-- Exercise directions --
Render every entry exactly as it appears.
*****
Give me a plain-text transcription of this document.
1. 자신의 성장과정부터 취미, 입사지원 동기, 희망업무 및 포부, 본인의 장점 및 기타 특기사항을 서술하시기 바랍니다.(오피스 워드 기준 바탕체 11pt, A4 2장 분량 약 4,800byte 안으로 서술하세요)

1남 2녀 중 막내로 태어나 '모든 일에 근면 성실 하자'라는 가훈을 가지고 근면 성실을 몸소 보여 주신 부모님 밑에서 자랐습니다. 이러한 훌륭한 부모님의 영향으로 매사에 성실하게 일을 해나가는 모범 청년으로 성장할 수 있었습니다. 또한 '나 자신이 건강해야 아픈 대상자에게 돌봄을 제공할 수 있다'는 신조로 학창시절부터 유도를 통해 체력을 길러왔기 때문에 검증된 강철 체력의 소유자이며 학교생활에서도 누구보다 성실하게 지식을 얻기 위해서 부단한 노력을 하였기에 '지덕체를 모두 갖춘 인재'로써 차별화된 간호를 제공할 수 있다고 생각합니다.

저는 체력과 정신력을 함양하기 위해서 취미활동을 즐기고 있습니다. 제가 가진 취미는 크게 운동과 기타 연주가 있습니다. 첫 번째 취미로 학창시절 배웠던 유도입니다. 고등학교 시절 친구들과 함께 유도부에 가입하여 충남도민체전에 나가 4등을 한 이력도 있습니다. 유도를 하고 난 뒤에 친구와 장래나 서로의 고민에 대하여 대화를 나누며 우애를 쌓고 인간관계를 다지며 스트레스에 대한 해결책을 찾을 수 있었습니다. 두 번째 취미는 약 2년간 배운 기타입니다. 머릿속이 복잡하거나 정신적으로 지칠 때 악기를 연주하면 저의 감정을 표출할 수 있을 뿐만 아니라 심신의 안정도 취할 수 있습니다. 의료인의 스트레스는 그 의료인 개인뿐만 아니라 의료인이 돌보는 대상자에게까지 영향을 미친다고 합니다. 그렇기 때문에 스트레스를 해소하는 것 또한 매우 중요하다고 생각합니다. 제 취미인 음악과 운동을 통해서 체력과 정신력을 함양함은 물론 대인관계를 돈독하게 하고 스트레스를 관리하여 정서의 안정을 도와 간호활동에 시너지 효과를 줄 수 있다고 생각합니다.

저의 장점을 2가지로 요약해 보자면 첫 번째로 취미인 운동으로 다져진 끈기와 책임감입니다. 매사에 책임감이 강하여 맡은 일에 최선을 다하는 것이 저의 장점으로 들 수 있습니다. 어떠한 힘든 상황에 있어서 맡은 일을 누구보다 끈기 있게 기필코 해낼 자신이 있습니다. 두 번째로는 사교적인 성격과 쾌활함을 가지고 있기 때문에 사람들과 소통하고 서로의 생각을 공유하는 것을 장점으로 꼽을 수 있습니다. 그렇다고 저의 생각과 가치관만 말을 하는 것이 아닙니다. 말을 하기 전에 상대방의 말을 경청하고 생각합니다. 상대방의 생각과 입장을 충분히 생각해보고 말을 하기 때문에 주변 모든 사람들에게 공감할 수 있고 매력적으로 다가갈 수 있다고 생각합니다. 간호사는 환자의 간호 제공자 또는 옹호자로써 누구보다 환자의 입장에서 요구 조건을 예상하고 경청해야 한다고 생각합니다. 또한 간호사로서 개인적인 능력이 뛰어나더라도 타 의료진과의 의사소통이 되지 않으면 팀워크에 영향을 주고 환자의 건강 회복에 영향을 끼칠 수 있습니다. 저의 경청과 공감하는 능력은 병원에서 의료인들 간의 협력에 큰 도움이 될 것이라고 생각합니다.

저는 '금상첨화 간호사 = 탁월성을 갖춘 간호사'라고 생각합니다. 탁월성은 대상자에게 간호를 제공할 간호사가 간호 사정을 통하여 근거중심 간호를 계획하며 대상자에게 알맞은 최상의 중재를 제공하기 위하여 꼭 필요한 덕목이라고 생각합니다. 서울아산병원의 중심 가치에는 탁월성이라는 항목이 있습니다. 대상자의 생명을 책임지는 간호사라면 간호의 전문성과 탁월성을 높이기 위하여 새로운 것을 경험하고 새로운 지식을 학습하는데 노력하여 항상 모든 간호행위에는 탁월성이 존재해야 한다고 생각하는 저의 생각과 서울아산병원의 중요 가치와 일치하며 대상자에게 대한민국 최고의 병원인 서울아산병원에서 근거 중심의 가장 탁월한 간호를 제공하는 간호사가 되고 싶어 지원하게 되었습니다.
*****
-- Result for this task --
Give me a plain-text transcription of this document.
1. 자신의 성장과정부터 취미, 입사지원 동기, 희망업무 및 포부, 본인의 장점 및 기타 특기사항을 서술하시기 바랍니다.(오피스 워드 기준 바탕체 11pt, A4 2장 분량 약 4,800byte 안으로 서술하세요)

1남 2녀 중 막내로 태어나 '모든 일에 근면 성실 하자'라는 가훈을 가지고 근면 성실을 몸소 보여 주신 부모님 밑에서 자랐습니다. 이러한 훌륭한 부모님의 영향으로 매사에 성실하게 일을 해나가는 모범 청년으로 성장할 수 있었습니다. 또한 '나 자신이 건강해야 아픈 대상자에게 돌봄을 제공할 수 있다'는 신조로 학창시절부터 유도를 통해 체력을 길러왔기 때문에 검증된 강철 체력의 소유자이며 학교생활에서도 누구보다 성실하게 지식을 얻기 위해서 부단한 노력을 하였기에 '지덕체를 모두 갖춘 인재'로써 차별화된 간호를 제공할 수 있다고 생각합니다.

저는 체력과 정신력을 함양하기 위해서 취미활동을 즐기고 있습니다. 제가 가진 취미는 크게 운동과 기타 연주가 있습니다. 첫 번째 취미로 학창시절 배웠던 유도입니다. 고등학교 시절 친구들과 함께 유도부에 가입하여 충남도민체전에 나가 4등을 한 이력도 있습니다. 유도를 하고 난 뒤에 친구와 장래나 서로의 고민에 대하여 대화를 나누며 우애를 쌓고 인간관계를 다지며 스트레스에 대한 해결책을 찾을 수 있었습니다. 두 번째 취미는 약 2년간 배운 기타입니다. 머릿속이 복잡하거나 정신적으로 지칠 때 악기를 연주하면 저의 감정을 표출할 수 있을 뿐만 아니라 심신의 안정도 취할 수 있습니다. 의료인의 스트레스는 그 의료인 개인뿐만 아니라 의료인이 돌보는 대상자에게까지 영향을 미친다고 합니다. 그렇기 때문에 스트레스를 해소하는 것 또한 매우 중요하다고 생각합니다. 제 취미인 음악과 운동을 통해서 체력과 정신력을 함양함은 물론 대인관계를 돈독하게 하고 스트레스를 관리하여 정서의 안정을 도와 간호활동에 시너지 효과를 줄 수 있다고 생각합니다.

저의 장점을 2가지로 요약해 보자면 첫 번째로 취미인 운동으로 다져진 끈기와 책임감입니다. 매사에 책임감이 강하여 맡은 일에 최선을 다하는 것이 저의 장점으로 들 수 있습니다. 어떠한 힘든 상황에 있어서 맡은 일을 누구보다 끈기 있게 기필코 해낼 자신이 있습니다. 두 번째로는 사교적인 성격과 쾌활함을 가지고 있기 때문에 사람들과 소통하고 서로의 생각을 공유하는 것을 장점으로 꼽을 수 있습니다. 그렇다고 저의 생각과 가치관만 말을 하는 것이 아닙니다. 말을 하기 전에 상대방의 말을 경청하고 생각합니다. 상대방의 생각과 입장을 충분히 생각해보고 말을 하기 때문에 주변 모든 사람들에게 공감할 수 있고 매력적으로 다가갈 수 있다고 생각합니다. 간호사는 환자의 간호 제공자 또는 옹호자로써 누구보다 환자의 입장에서 요구 조건을 예상하고 경청해야 한다고 생각합니다. 또한 간호사로서 개인적인 능력이 뛰어나더라도 타 의료진과의 의사소통이 되지 않으면 팀워크에 영향을 주고 환자의 건강 회복에 영향을 끼칠 수 있습니다. 저의 경청과 공감하는 능력은 병원에서 의료인들 간의 협력에 큰 도움이 될 것이라고 생각합니다.

저는 '금상첨화 간호사 = 탁월성을 갖춘 간호사'라고 생각합니다. 탁월성은 대상자에게 간호를 제공할 간호사가 간호 사정을 통하여 근거중심 간호를 계획하며 대상자에게 알맞은 최상의 중재를 제공하기 위하여 꼭 필요한 덕목이라고 생각합니다. 서울아산병원의 중심 가치에는 탁월성이라는 항목이 있습니다. 대상자의 생명을 책임지는 간호사라면 간호의 전문성과 탁월성을 높이기 위하여 새로운 것을 경험하고 새로운 지식을 학습하는데 노력하여 항상 모든 간호행위에는 탁월성이 존재해야 한다고 생각하는 저의 생각과 서울아산병원의 중요 가치와 일치하며 대상자에게 대한민국 최고의 병원인 서울아산병원에서 근거 중심의 가장 탁월한 간호를 제공하는 간호사가 되고 싶어 지원하게 되었습니다.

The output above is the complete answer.